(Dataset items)
◇ ◇ ◇

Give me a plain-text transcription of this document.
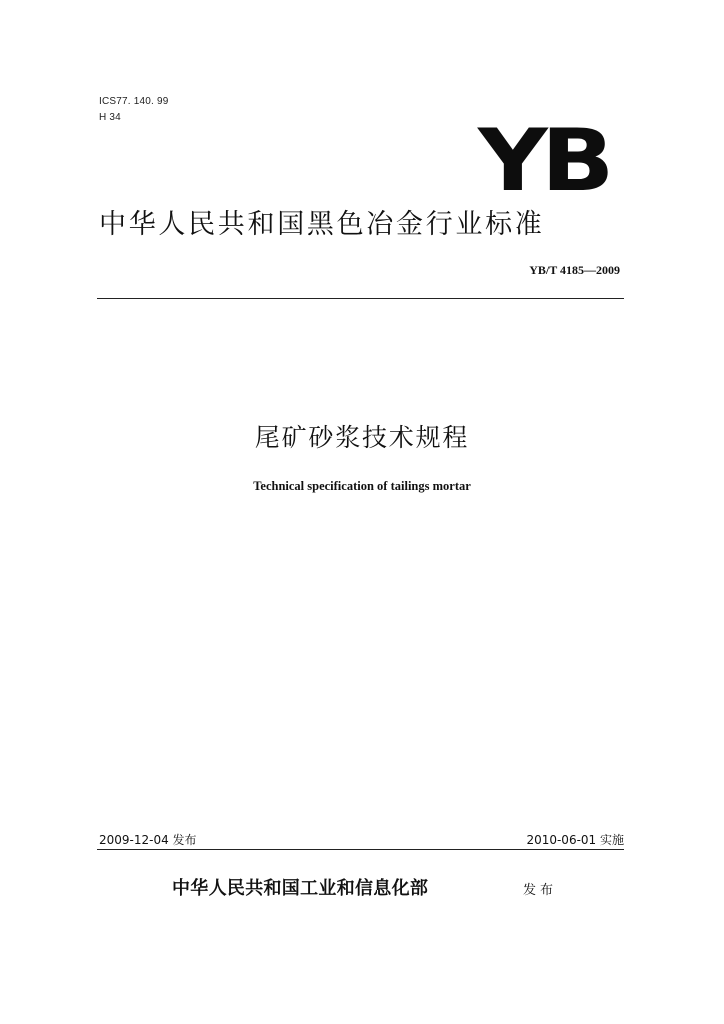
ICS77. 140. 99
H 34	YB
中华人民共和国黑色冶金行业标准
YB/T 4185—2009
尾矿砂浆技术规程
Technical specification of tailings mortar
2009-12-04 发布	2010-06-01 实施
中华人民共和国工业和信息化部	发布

◇ ◇ ◇

Short problem:
Without the pictures, write out all of the material exactly.

Written reply:
Give me a plain-text transcription of this document.
ICS77. 140. 99
H 34	YB
中华人民共和国黑色冶金行业标准
YB/T 4185—2009
尾矿砂浆技术规程
Technical specification of tailings mortar
2009-12-04 发布	2010-06-01 实施
中华人民共和国工业和信息化部	发布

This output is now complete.